**Prompt 1**. In the Goertz excerpt, which designer did Toyota assign to finalize the shape of the 2000GT?
**Prompt 2**. Please copy the Goertz excerpt word for word from "Goertz's last design" to "born in 1959.".
**Prompt 3**. Decide whether each statement agrees with the Goertz excerpt, answering yes or no and quoting the words that settle it. (a) Goertz's final design was a grand piano for Steinway & Sons. (b) Goertz married Susanne Nettel in 1942. (c) Nissan still backed the project when the prototype was ready for display in 1965.

Goertz claimed that he worked for Porsche, although this 'work' seems to have been an unsolicited 'design' submission for the 901, which was rejected. However, he was employed as a consultant to Nissan – visiting the factory intermittently over a limited period, mainly to instruct in full-size clay modelling. He also carried out consultation work on a two-seater sports car project for Nissan, called the Project "A550X" which became the Datsun Coupe 1500 and debuted as the Nissan Silvia CSP311. Goertz then worked with Nissan, in collaboration with company technical partner Yamaha Motor Company, to develop a world-class sports car. By the time the prototype was ready for display in 1965, Nissan had abandoned the project, leaving partner Yamaha to offer the car to Toyota, then perceived as the most conservative of the Japanese car manufacturers. Looking to add its own touch to what became the iconic 2000GT, Toyota tasked designer Satoru Nozaki to finalize the car's narrow-waisted shape, clearly influenced by British and Italian gran turismo designs of the day.

Goertz's last design was a grand piano for Steinway & Sons to celebrate the 125th anniversary of their Hamburg factory.

==Personal life==
Goertz married Julie Freiin von Bodenhausen (1902–1951), but they separated in 1942. He then married Susanne Nettel (b. 1925) in 1957 and they had a son, Peter Joseph, who was born in 1959.

**Provided material**.

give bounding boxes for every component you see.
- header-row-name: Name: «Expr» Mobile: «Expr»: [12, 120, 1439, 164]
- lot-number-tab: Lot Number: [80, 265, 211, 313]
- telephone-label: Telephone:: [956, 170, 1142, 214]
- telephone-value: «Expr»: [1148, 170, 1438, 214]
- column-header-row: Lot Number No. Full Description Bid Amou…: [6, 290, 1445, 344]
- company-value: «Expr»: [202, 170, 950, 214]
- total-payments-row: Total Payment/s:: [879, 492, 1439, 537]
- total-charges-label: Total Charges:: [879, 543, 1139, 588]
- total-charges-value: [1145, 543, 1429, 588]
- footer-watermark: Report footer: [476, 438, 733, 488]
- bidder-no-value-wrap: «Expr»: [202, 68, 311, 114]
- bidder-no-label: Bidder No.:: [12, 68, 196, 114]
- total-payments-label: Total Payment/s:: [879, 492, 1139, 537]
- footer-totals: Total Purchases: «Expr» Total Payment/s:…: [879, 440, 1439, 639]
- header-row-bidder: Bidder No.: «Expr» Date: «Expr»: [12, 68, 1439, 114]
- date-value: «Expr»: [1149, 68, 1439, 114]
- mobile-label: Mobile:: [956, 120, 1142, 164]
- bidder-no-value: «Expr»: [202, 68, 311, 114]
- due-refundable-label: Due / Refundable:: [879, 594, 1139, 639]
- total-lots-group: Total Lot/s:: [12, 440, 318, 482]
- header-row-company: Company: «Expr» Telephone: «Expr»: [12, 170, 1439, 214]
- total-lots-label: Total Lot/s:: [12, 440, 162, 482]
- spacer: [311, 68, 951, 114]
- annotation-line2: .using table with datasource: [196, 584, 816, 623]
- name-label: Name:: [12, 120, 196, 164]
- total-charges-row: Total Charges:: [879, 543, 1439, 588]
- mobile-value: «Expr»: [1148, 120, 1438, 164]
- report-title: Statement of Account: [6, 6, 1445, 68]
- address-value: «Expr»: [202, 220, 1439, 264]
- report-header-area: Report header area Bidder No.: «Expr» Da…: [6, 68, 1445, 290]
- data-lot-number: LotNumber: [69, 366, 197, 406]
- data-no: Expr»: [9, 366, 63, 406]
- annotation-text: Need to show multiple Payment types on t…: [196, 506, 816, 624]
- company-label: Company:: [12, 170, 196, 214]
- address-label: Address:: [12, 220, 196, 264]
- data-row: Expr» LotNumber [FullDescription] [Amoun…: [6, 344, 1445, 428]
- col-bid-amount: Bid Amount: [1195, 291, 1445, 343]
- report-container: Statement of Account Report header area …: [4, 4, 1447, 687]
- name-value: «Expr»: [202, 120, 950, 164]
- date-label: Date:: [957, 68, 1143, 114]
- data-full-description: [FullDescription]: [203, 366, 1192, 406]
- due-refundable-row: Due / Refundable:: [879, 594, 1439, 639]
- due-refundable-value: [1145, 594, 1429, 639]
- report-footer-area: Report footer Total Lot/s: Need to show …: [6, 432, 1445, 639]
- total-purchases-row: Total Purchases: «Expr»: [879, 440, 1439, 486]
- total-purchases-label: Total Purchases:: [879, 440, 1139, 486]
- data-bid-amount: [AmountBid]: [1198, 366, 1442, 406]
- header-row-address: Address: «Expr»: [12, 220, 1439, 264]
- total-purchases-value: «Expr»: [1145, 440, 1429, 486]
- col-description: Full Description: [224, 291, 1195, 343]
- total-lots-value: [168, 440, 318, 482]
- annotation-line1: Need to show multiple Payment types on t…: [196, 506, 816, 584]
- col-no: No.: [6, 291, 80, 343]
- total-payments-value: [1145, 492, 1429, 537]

**Response area 1**. Satoru Nozaki

**Response area 2**.
Goertz's last design was a grand piano for Steinway & Sons to celebrate the 125th anniversary of their Hamburg factory.

==Personal life==
Goertz married Julie Freiin von Bodenhausen (1902–1951), but they separated in 1942. He then married Susanne Nettel (b. 1925) in 1957 and they had a son, Peter Joseph, who was born in 1959.

**Response area 3**.
(a) Yes: "Goertz's last design was a grand piano for Steinway & Sons to celebrate the 125th anniversary of their Hamburg factory."
(b) No: "He then married Susanne Nettel (b. 1925) in 1957"
(c) No: "By the time the prototype was ready for display in 1965, Nissan had abandoned the project"